==== Supplied data ====

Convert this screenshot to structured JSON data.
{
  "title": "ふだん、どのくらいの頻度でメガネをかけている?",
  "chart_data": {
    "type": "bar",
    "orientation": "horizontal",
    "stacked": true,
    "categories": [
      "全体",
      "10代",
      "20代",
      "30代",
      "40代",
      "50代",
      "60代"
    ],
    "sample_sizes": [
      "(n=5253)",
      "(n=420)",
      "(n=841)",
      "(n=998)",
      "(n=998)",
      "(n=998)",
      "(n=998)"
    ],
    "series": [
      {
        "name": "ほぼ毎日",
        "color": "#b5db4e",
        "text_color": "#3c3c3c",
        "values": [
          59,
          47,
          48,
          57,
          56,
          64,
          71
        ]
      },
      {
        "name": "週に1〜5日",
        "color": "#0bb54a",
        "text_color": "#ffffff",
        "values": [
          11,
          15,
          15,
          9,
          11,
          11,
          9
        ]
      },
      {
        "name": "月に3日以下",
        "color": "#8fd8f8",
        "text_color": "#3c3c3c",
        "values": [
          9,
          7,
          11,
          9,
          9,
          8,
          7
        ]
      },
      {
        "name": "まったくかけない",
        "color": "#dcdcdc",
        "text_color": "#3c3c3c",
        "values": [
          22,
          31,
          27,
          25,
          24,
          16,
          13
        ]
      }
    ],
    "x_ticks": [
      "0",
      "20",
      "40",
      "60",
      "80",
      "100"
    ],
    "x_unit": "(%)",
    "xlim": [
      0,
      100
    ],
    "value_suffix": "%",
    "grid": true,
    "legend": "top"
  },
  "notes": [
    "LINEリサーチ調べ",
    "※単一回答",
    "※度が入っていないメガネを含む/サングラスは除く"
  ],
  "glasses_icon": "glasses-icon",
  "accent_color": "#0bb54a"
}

====

** Short problem **
From the listing above, extract every line exactly as it stands.

** Expected answer **
Convert this screenshot to structured JSON data.
{
  "title": "ふだん、どのくらいの頻度でメガネをかけている?",
  "chart_data": {
    "type": "bar",
    "orientation": "horizontal",
    "stacked": true,
    "categories": [
      "全体",
      "10代",
      "20代",
      "30代",
      "40代",
      "50代",
      "60代"
    ],
    "sample_sizes": [
      "(n=5253)",
      "(n=420)",
      "(n=841)",
      "(n=998)",
      "(n=998)",
      "(n=998)",
      "(n=998)"
    ],
    "series": [
      {
        "name": "ほぼ毎日",
        "color": "#b5db4e",
        "text_color": "#3c3c3c",
        "values": [
          59,
          47,
          48,
          57,
          56,
          64,
          71
        ]
      },
      {
        "name": "週に1〜5日",
        "color": "#0bb54a",
        "text_color": "#ffffff",
        "values": [
          11,
          15,
          15,
          9,
          11,
          11,
          9
        ]
      },
      {
        "name": "月に3日以下",
        "color": "#8fd8f8",
        "text_color": "#3c3c3c",
        "values": [
          9,
          7,
          11,
          9,
          9,
          8,
          7
        ]
      },
      {
        "name": "まったくかけない",
        "color": "#dcdcdc",
        "text_color": "#3c3c3c",
        "values": [
          22,
          31,
          27,
          25,
          24,
          16,
          13
        ]
      }
    ],
    "x_ticks": [
      "0",
      "20",
      "40",
      "60",
      "80",
      "100"
    ],
    "x_unit": "(%)",
    "xlim": [
      0,
      100
    ],
    "value_suffix": "%",
    "grid": true,
    "legend": "top"
  },
  "notes": [
    "LINEリサーチ調べ",
    "※単一回答",
    "※度が入っていないメガネを含む/サングラスは除く"
  ],
  "glasses_icon": "glasses-icon",
  "accent_color": "#0bb54a"
}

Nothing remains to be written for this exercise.